═════ DATASET ROWS

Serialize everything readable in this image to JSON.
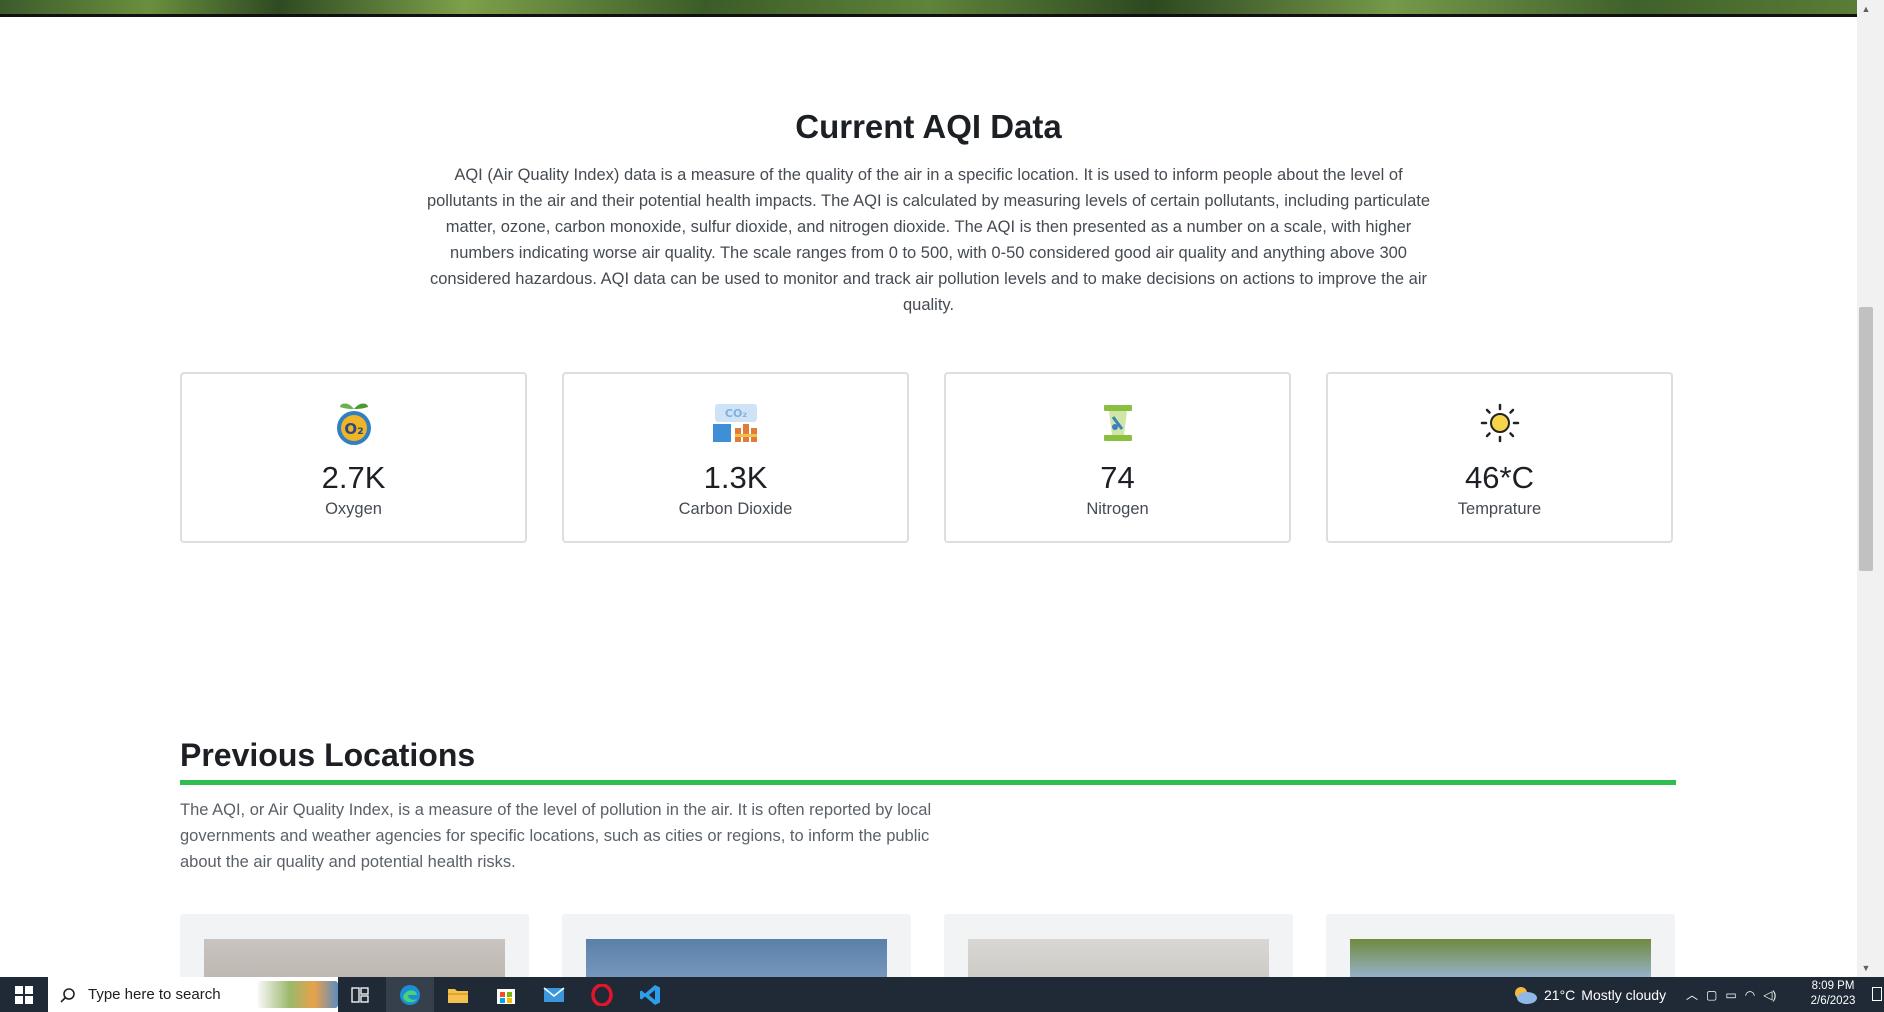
{
  "aqi": {
    "title": "Current AQI Data",
    "description": "AQI (Air Quality Index) data is a measure of the quality of the air in a specific location. It is used to inform people about the level of pollutants in the air and their potential health impacts. The AQI is calculated by measuring levels of certain pollutants, including particulate matter, ozone, carbon monoxide, sulfur dioxide, and nitrogen dioxide. The AQI is then presented as a number on a scale, with higher numbers indicating worse air quality. The scale ranges from 0 to 500, with 0-50 considered good air quality and anything above 300 considered hazardous. AQI data can be used to monitor and track air pollution levels and to make decisions on actions to improve the air quality.",
    "stats": [
      {
        "value": "2.7K",
        "label": "Oxygen",
        "icon": "oxygen-o2-icon"
      },
      {
        "value": "1.3K",
        "label": "Carbon Dioxide",
        "icon": "co2-factory-icon"
      },
      {
        "value": "74",
        "label": "Nitrogen",
        "icon": "nitrogen-tube-icon"
      },
      {
        "value": "46*C",
        "label": "Temprature",
        "icon": "sun-icon"
      }
    ]
  },
  "previous": {
    "title": "Previous Locations",
    "description": "The AQI, or Air Quality Index, is a measure of the level of pollution in the air. It is often reported by local governments and weather agencies for specific locations, such as cities or regions, to inform the public about the air quality and potential health risks."
  },
  "taskbar": {
    "search_placeholder": "Type here to search",
    "weather_temp": "21°C",
    "weather_desc": "Mostly cloudy",
    "time": "8:09 PM",
    "date": "2/6/2023"
  },
  "colors": {
    "accent_green": "#2ebd4e",
    "taskbar_bg": "#1f2a36"
  }
}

══════════

EXERCISE DESCRIPTION — Scan the records above, count the lines with "title" in them, and give only the number.

SOLUTION TO THIS EXERCISE — 2